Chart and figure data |
· · · · · · ·

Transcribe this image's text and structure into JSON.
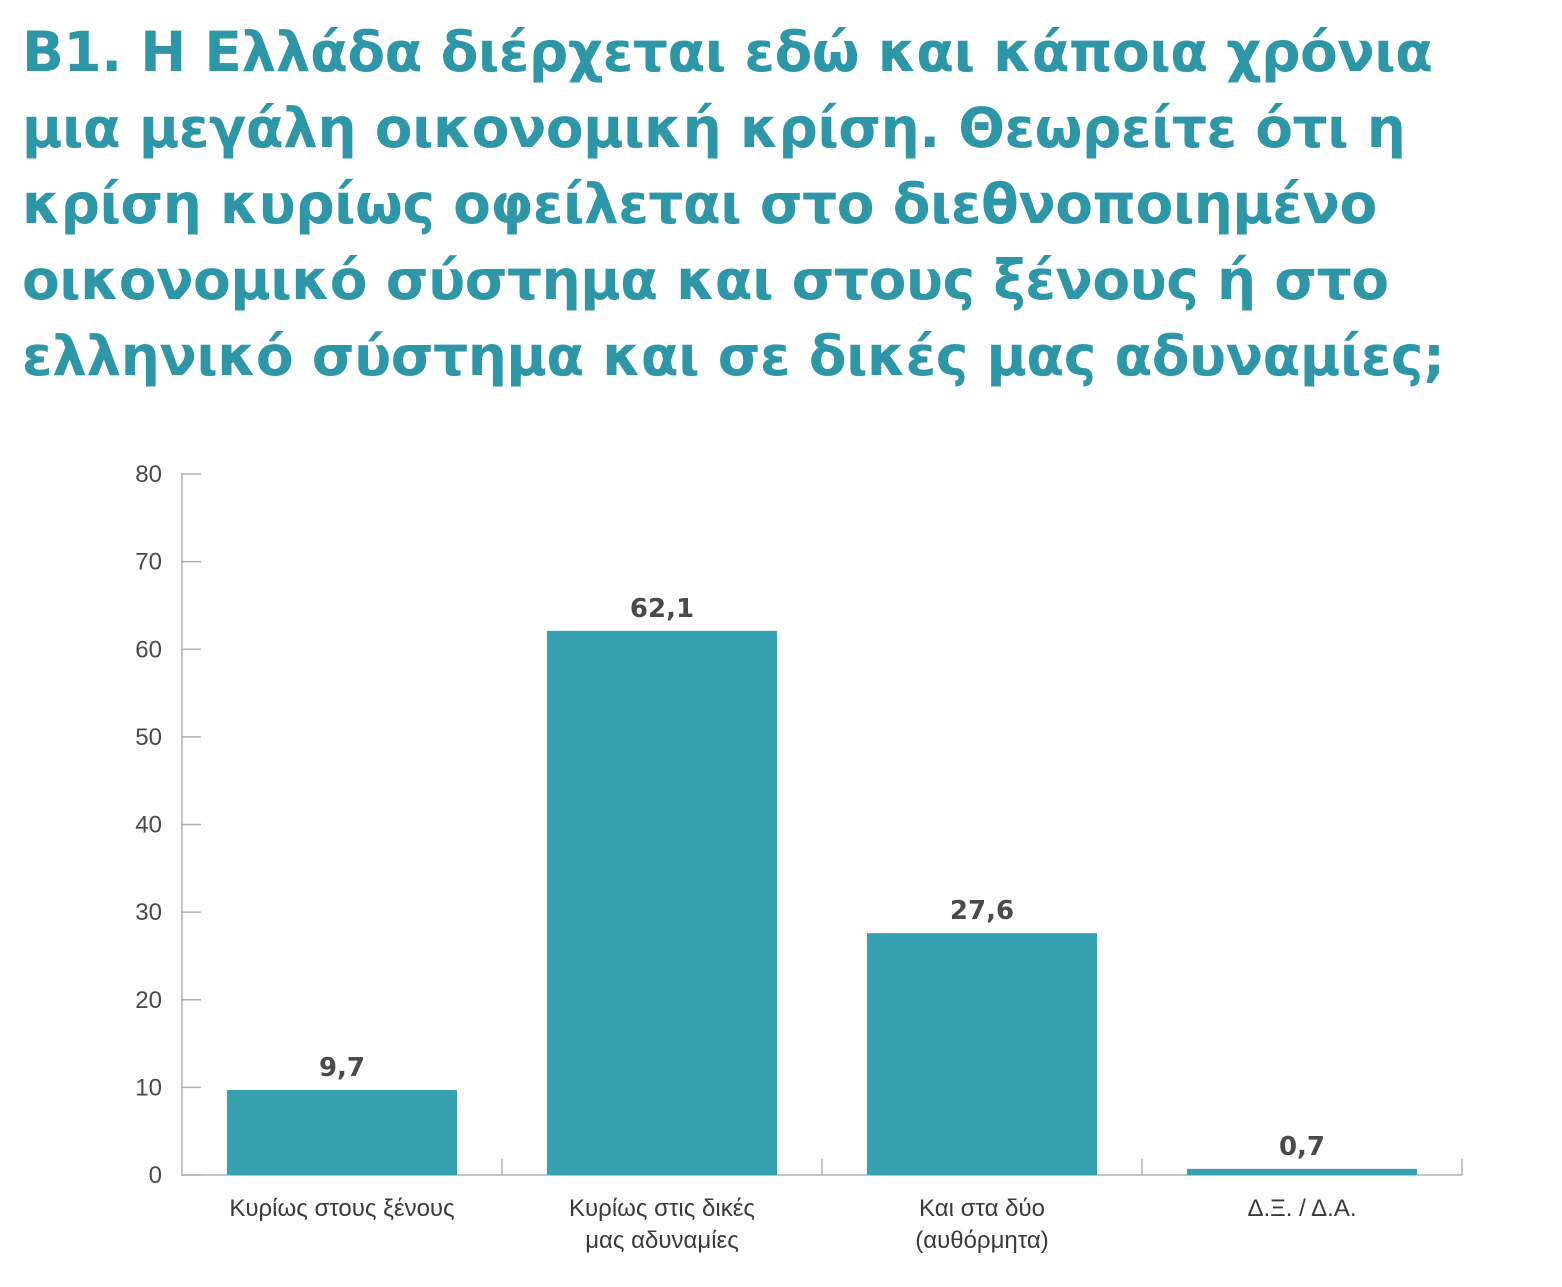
{
  "title_lines": [
    "Β1. Η Ελλάδα διέρχεται εδώ και κάποια χρόνια",
    "μια μεγάλη οικονομική κρίση. Θεωρείτε ότι η",
    "κρίση κυρίως οφείλεται στο διεθνοποιημένο",
    "οικονομικό σύστημα και στους ξένους ή στο",
    "ελληνικό σύστημα και σε δικές μας αδυναμίες;"
  ],
  "colors": {
    "title": "#2e97a7",
    "bar": "#36a1b1",
    "axis": "#b0b0b0",
    "text": "#4a4a4a"
  },
  "chart_data": {
    "type": "bar",
    "categories": [
      [
        "Κυρίως στους ξένους"
      ],
      [
        "Κυρίως στις δικές",
        "μας αδυναμίες"
      ],
      [
        "Και στα δύο",
        "(αυθόρμητα)"
      ],
      [
        "Δ.Ξ. / Δ.Α."
      ]
    ],
    "values": [
      9.7,
      62.1,
      27.6,
      0.7
    ],
    "value_labels": [
      "9,7",
      "62,1",
      "27,6",
      "0,7"
    ],
    "ylim": [
      0,
      80
    ],
    "yticks": [
      0,
      10,
      20,
      30,
      40,
      50,
      60,
      70,
      80
    ],
    "grid": false
  }
}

· · · · · · ·

Short exercise |
Select and copy every line of the listing with the word "δικές".

Full answer |
    "ελληνικό σύστημα και σε δικές μας αδυναμίες;"
        "Κυρίως στις δικές",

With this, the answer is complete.